• _Short task_
Write out the listing below again, precisely as it is given.
______
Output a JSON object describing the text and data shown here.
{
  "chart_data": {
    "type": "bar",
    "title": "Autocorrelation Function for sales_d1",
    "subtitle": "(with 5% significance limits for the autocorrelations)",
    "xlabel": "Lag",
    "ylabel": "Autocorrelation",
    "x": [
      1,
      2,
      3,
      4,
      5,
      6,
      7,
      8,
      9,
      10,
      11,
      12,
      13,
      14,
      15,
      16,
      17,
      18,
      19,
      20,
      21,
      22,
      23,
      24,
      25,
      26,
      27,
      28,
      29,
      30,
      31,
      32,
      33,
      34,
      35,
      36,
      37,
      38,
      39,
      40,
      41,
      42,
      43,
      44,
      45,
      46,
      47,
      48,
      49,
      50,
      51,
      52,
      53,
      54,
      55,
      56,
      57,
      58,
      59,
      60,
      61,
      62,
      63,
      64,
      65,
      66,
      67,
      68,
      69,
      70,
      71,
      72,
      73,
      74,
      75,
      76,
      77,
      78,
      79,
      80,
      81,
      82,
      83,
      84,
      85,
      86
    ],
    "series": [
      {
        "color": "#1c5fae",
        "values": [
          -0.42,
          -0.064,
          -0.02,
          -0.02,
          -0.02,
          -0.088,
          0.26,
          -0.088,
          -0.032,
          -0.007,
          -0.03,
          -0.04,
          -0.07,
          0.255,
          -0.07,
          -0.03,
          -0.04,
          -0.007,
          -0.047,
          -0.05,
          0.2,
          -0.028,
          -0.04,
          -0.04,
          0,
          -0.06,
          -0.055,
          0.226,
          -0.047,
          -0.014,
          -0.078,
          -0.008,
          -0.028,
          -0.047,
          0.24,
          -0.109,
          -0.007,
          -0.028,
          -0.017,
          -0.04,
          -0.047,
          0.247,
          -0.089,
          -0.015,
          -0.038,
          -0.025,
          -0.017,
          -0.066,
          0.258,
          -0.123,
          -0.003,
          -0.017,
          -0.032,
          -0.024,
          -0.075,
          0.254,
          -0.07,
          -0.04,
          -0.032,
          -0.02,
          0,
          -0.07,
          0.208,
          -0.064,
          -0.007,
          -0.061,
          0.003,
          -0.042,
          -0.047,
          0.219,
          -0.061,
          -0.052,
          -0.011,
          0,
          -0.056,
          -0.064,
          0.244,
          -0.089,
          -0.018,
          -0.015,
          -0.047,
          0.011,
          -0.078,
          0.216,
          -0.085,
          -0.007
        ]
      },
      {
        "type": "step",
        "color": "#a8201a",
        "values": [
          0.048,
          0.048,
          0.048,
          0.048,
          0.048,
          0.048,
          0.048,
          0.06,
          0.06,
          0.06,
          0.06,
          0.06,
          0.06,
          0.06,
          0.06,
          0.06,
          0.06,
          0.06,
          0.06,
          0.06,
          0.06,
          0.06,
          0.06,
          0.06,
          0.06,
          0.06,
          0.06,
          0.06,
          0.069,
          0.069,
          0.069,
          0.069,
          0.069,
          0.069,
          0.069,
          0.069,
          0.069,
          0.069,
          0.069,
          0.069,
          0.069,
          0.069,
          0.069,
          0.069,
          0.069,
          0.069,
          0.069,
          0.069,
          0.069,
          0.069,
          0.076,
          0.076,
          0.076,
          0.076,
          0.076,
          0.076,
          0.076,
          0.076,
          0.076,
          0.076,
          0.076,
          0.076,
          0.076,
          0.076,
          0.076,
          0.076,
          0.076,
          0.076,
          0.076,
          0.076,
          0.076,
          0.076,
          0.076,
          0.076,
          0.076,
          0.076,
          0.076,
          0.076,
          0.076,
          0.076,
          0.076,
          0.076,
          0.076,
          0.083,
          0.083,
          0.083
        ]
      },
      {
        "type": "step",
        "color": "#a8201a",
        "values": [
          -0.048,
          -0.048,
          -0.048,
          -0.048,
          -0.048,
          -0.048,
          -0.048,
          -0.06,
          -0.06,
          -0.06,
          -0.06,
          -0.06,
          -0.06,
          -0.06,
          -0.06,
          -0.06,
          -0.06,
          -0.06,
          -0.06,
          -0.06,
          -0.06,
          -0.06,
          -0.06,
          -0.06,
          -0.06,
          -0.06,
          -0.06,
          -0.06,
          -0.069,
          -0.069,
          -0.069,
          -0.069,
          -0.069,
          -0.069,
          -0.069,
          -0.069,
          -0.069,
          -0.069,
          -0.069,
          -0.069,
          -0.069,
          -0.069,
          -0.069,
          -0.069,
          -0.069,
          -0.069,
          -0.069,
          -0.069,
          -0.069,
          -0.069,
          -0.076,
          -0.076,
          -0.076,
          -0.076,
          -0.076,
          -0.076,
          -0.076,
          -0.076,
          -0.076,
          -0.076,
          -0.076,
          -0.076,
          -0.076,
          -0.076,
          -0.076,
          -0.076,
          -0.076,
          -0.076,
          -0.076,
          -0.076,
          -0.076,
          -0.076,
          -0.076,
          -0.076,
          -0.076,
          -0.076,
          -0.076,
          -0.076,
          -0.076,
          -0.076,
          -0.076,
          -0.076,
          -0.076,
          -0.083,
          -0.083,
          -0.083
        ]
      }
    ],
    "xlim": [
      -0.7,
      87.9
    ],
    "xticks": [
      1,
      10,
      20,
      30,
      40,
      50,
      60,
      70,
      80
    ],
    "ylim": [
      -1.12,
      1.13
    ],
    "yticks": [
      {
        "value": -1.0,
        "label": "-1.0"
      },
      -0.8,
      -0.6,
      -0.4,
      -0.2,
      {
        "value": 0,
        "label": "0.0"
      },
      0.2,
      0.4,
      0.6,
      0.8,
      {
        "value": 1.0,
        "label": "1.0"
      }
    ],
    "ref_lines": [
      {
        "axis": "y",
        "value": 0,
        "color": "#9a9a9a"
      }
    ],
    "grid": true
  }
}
______
• _Solution to this exercise_
Output a JSON object describing the text and data shown here.
{
  "chart_data": {
    "type": "bar",
    "title": "Autocorrelation Function for sales_d1",
    "subtitle": "(with 5% significance limits for the autocorrelations)",
    "xlabel": "Lag",
    "ylabel": "Autocorrelation",
    "x": [
      1,
      2,
      3,
      4,
      5,
      6,
      7,
      8,
      9,
      10,
      11,
      12,
      13,
      14,
      15,
      16,
      17,
      18,
      19,
      20,
      21,
      22,
      23,
      24,
      25,
      26,
      27,
      28,
      29,
      30,
      31,
      32,
      33,
      34,
      35,
      36,
      37,
      38,
      39,
      40,
      41,
      42,
      43,
      44,
      45,
      46,
      47,
      48,
      49,
      50,
      51,
      52,
      53,
      54,
      55,
      56,
      57,
      58,
      59,
      60,
      61,
      62,
      63,
      64,
      65,
      66,
      67,
      68,
      69,
      70,
      71,
      72,
      73,
      74,
      75,
      76,
      77,
      78,
      79,
      80,
      81,
      82,
      83,
      84,
      85,
      86
    ],
    "series": [
      {
        "color": "#1c5fae",
        "values": [
          -0.42,
          -0.064,
          -0.02,
          -0.02,
          -0.02,
          -0.088,
          0.26,
          -0.088,
          -0.032,
          -0.007,
          -0.03,
          -0.04,
          -0.07,
          0.255,
          -0.07,
          -0.03,
          -0.04,
          -0.007,
          -0.047,
          -0.05,
          0.2,
          -0.028,
          -0.04,
          -0.04,
          0,
          -0.06,
          -0.055,
          0.226,
          -0.047,
          -0.014,
          -0.078,
          -0.008,
          -0.028,
          -0.047,
          0.24,
          -0.109,
          -0.007,
          -0.028,
          -0.017,
          -0.04,
          -0.047,
          0.247,
          -0.089,
          -0.015,
          -0.038,
          -0.025,
          -0.017,
          -0.066,
          0.258,
          -0.123,
          -0.003,
          -0.017,
          -0.032,
          -0.024,
          -0.075,
          0.254,
          -0.07,
          -0.04,
          -0.032,
          -0.02,
          0,
          -0.07,
          0.208,
          -0.064,
          -0.007,
          -0.061,
          0.003,
          -0.042,
          -0.047,
          0.219,
          -0.061,
          -0.052,
          -0.011,
          0,
          -0.056,
          -0.064,
          0.244,
          -0.089,
          -0.018,
          -0.015,
          -0.047,
          0.011,
          -0.078,
          0.216,
          -0.085,
          -0.007
        ]
      },
      {
        "type": "step",
        "color": "#a8201a",
        "values": [
          0.048,
          0.048,
          0.048,
          0.048,
          0.048,
          0.048,
          0.048,
          0.06,
          0.06,
          0.06,
          0.06,
          0.06,
          0.06,
          0.06,
          0.06,
          0.06,
          0.06,
          0.06,
          0.06,
          0.06,
          0.06,
          0.06,
          0.06,
          0.06,
          0.06,
          0.06,
          0.06,
          0.06,
          0.069,
          0.069,
          0.069,
          0.069,
          0.069,
          0.069,
          0.069,
          0.069,
          0.069,
          0.069,
          0.069,
          0.069,
          0.069,
          0.069,
          0.069,
          0.069,
          0.069,
          0.069,
          0.069,
          0.069,
          0.069,
          0.069,
          0.076,
          0.076,
          0.076,
          0.076,
          0.076,
          0.076,
          0.076,
          0.076,
          0.076,
          0.076,
          0.076,
          0.076,
          0.076,
          0.076,
          0.076,
          0.076,
          0.076,
          0.076,
          0.076,
          0.076,
          0.076,
          0.076,
          0.076,
          0.076,
          0.076,
          0.076,
          0.076,
          0.076,
          0.076,
          0.076,
          0.076,
          0.076,
          0.076,
          0.083,
          0.083,
          0.083
        ]
      },
      {
        "type": "step",
        "color": "#a8201a",
        "values": [
          -0.048,
          -0.048,
          -0.048,
          -0.048,
          -0.048,
          -0.048,
          -0.048,
          -0.06,
          -0.06,
          -0.06,
          -0.06,
          -0.06,
          -0.06,
          -0.06,
          -0.06,
          -0.06,
          -0.06,
          -0.06,
          -0.06,
          -0.06,
          -0.06,
          -0.06,
          -0.06,
          -0.06,
          -0.06,
          -0.06,
          -0.06,
          -0.06,
          -0.069,
          -0.069,
          -0.069,
          -0.069,
          -0.069,
          -0.069,
          -0.069,
          -0.069,
          -0.069,
          -0.069,
          -0.069,
          -0.069,
          -0.069,
          -0.069,
          -0.069,
          -0.069,
          -0.069,
          -0.069,
          -0.069,
          -0.069,
          -0.069,
          -0.069,
          -0.076,
          -0.076,
          -0.076,
          -0.076,
          -0.076,
          -0.076,
          -0.076,
          -0.076,
          -0.076,
          -0.076,
          -0.076,
          -0.076,
          -0.076,
          -0.076,
          -0.076,
          -0.076,
          -0.076,
          -0.076,
          -0.076,
          -0.076,
          -0.076,
          -0.076,
          -0.076,
          -0.076,
          -0.076,
          -0.076,
          -0.076,
          -0.076,
          -0.076,
          -0.076,
          -0.076,
          -0.076,
          -0.076,
          -0.083,
          -0.083,
          -0.083
        ]
      }
    ],
    "xlim": [
      -0.7,
      87.9
    ],
    "xticks": [
      1,
      10,
      20,
      30,
      40,
      50,
      60,
      70,
      80
    ],
    "ylim": [
      -1.12,
      1.13
    ],
    "yticks": [
      {
        "value": -1.0,
        "label": "-1.0"
      },
      -0.8,
      -0.6,
      -0.4,
      -0.2,
      {
        "value": 0,
        "label": "0.0"
      },
      0.2,
      0.4,
      0.6,
      0.8,
      {
        "value": 1.0,
        "label": "1.0"
      }
    ],
    "ref_lines": [
      {
        "axis": "y",
        "value": 0,
        "color": "#9a9a9a"
      }
    ],
    "grid": true
  }
}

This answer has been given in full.